Speeding violation fine is doubled in construction zones. Hence, the driver pays more if caught speeding in a construction zone.

Speeding tickets will add two points to South Dakota’s driving record. 

Speeding violation can cause conviction, due to reckless driving offense. Or if someone causes the death of a person while speeding, vehicular homicide charges can be levied on them.

What to do in case of a citation in South Dakota?

The citation indicates how and by what date you have to pay the fine. Many citations do not need you to appear in front of the court, you may admit that you are guilty and pay the fine directly. 

But if you do not want to admit that you are guilty, you can fight the ticket. In this case, you need to inform the court in writing of this. You will have to appear in court personally on a date scheduled, and enter a “not guilty” plea. You may be able to negotiate with the prosecuting attorney. If no agreement is reached, a trial will be scheduled. A trial will allow you to present your case in front of a judge or a jury. Most people hire a lawyer to defend them in court. If you are unable to attend the court on the scheduled date, informing the court is the right decision. Failing in doing so may result in a warrant being put out for your arrest.

What are the consequences if found guilty in South Dakota?

If you pay a ticket, you are pleading guilty to the particular traffic offense, which has the same consequences if found guilty in court for the same violation. Following consequences can be a result of a speeding violation in South Dakota:

  • Offenses like speeding and other moving violations are reported directly to the South Dakota Driver Services Division. South Dakota also provides information concerning traffic ticket convictions to other states.
  • Points are added to the driving record of the driver, which can later result in the suspension of the driver’s license if it exceeds a certain limit in 12 months.
  • Points added to the Driving record will result in higher car insurance rates.

How to Pay Speeding Fine in South Dakota?

Drivers faced with a speeding citation in Soth Dakota must appear before the court. Traffic citations include the location of the court, address, and phone number of that court.

Paying citation is easy, just visit the court’s website and pay directly online.  

If you want to pay the citation in person or by phone, you need to contact the court directly

Paying the fine online:

  • Visit this website.
  • Make Payments by clicking the green box.

Description of the task:
Return the part of the passage on South Dakota speeding tickets starting at "What are the" and ending at "in 12 months.", with every word and punctuation mark unchanged.

Given information:
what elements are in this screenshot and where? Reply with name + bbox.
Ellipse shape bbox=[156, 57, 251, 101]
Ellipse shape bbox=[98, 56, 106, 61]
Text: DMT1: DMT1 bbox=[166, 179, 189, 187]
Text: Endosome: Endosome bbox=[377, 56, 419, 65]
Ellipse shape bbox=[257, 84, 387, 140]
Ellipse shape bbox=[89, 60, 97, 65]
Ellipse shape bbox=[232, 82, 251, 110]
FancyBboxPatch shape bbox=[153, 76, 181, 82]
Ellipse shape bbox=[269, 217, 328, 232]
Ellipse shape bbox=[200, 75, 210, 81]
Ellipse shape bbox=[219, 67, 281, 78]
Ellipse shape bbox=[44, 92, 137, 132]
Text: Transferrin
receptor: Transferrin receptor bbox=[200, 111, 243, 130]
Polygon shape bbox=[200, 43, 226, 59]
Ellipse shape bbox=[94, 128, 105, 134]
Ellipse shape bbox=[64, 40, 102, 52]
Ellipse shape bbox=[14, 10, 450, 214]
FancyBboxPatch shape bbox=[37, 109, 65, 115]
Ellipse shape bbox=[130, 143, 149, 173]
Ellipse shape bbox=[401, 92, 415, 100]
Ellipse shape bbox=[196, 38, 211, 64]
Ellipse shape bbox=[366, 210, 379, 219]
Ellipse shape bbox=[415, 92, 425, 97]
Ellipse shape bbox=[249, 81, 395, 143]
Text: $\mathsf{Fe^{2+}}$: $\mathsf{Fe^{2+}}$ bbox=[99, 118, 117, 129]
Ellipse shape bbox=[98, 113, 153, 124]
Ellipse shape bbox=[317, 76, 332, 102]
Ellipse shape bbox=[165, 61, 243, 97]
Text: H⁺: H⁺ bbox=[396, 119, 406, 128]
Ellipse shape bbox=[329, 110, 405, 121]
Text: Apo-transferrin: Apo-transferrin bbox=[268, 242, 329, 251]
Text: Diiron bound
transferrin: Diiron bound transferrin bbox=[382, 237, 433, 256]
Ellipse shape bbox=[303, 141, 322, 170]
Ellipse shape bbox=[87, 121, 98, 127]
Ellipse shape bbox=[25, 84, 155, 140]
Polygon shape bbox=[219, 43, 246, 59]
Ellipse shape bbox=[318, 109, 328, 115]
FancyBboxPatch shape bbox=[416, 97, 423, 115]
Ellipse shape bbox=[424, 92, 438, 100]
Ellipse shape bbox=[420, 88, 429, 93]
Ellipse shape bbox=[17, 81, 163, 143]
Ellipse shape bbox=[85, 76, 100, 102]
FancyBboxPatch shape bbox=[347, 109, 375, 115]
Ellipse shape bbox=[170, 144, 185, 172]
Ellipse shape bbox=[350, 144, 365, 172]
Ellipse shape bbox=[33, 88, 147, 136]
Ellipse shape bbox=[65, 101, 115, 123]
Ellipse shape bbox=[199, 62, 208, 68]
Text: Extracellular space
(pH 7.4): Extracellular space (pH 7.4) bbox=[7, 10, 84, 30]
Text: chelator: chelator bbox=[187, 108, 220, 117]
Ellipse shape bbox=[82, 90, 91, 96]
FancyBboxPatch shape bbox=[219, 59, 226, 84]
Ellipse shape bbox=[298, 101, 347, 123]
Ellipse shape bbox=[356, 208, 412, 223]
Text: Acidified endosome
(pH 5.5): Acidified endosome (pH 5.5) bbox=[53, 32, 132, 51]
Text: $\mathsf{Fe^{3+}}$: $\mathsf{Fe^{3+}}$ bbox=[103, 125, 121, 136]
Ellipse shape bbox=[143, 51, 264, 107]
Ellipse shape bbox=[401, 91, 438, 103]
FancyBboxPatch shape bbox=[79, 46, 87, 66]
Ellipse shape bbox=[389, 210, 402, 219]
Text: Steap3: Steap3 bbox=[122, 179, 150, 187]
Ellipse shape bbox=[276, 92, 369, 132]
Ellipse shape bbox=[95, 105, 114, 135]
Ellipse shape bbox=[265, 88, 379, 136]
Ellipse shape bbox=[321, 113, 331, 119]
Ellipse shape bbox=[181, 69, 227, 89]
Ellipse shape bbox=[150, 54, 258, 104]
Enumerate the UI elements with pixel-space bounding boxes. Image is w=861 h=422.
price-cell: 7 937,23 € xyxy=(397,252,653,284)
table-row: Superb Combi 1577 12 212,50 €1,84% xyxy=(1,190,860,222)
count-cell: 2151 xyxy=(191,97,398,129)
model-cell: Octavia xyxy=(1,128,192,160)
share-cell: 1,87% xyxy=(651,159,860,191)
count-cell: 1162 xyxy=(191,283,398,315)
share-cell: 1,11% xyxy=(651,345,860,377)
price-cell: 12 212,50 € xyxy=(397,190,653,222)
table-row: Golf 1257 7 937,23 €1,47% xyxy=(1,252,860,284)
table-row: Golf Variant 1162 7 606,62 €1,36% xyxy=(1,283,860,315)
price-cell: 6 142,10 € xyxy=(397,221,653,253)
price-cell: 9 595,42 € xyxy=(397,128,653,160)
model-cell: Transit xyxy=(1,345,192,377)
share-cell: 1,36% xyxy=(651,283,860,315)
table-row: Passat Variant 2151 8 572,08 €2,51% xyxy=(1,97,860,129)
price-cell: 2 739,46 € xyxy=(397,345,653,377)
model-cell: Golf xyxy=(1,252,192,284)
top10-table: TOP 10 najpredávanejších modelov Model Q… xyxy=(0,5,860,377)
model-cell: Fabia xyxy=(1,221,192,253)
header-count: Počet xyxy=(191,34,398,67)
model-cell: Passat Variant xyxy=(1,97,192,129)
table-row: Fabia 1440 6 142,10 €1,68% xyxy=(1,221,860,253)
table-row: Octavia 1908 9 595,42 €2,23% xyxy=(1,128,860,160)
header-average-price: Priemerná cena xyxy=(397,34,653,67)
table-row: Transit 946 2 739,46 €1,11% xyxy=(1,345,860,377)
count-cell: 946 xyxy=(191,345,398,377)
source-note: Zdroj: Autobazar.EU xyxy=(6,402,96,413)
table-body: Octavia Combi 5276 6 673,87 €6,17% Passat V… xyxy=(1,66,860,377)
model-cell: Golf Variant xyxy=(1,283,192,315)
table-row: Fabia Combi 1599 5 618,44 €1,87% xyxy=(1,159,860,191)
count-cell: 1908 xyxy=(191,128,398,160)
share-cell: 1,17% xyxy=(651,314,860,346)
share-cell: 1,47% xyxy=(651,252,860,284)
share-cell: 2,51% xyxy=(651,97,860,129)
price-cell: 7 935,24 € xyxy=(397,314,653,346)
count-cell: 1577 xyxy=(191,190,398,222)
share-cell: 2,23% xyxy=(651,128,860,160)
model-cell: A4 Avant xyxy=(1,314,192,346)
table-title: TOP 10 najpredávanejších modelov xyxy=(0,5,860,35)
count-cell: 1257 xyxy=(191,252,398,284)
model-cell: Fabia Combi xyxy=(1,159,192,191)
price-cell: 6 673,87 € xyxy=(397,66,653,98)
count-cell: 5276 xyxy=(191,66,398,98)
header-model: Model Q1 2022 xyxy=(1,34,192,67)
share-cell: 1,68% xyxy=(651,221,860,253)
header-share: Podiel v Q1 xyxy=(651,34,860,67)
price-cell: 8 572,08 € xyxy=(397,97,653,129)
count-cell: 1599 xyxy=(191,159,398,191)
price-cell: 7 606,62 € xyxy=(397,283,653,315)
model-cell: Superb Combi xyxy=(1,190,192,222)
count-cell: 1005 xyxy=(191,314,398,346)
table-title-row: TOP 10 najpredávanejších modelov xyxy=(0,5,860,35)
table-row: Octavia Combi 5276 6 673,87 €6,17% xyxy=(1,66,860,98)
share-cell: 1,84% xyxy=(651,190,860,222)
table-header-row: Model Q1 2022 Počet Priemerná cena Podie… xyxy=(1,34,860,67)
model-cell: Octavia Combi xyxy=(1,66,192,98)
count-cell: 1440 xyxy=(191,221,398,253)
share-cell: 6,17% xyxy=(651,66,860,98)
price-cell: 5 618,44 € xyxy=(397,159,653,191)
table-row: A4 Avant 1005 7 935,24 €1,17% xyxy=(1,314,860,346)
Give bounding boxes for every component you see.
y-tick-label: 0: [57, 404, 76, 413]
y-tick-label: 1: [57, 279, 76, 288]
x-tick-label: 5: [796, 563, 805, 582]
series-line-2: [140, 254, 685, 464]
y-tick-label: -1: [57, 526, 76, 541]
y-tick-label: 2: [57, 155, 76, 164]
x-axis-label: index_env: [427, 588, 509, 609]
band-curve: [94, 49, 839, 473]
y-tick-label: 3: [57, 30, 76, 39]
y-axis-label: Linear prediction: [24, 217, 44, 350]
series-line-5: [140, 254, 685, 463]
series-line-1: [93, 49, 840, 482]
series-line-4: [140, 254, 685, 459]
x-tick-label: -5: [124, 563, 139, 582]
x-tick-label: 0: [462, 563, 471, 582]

Your response:
What are the consequences if found guilty in South Dakota?

If you pay a ticket, you are pleading guilty to the particular traffic offense, which has the same consequences if found guilty in court for the same violation. Following consequences can be a result of a speeding violation in South Dakota:

  • Offenses like speeding and other moving violations are reported directly to the South Dakota Driver Services Division. South Dakota also provides information concerning traffic ticket convictions to other states.
  • Points are added to the driving record of the driver, which can later result in the suspension of the driver’s license if it exceeds a certain limit in 12 months.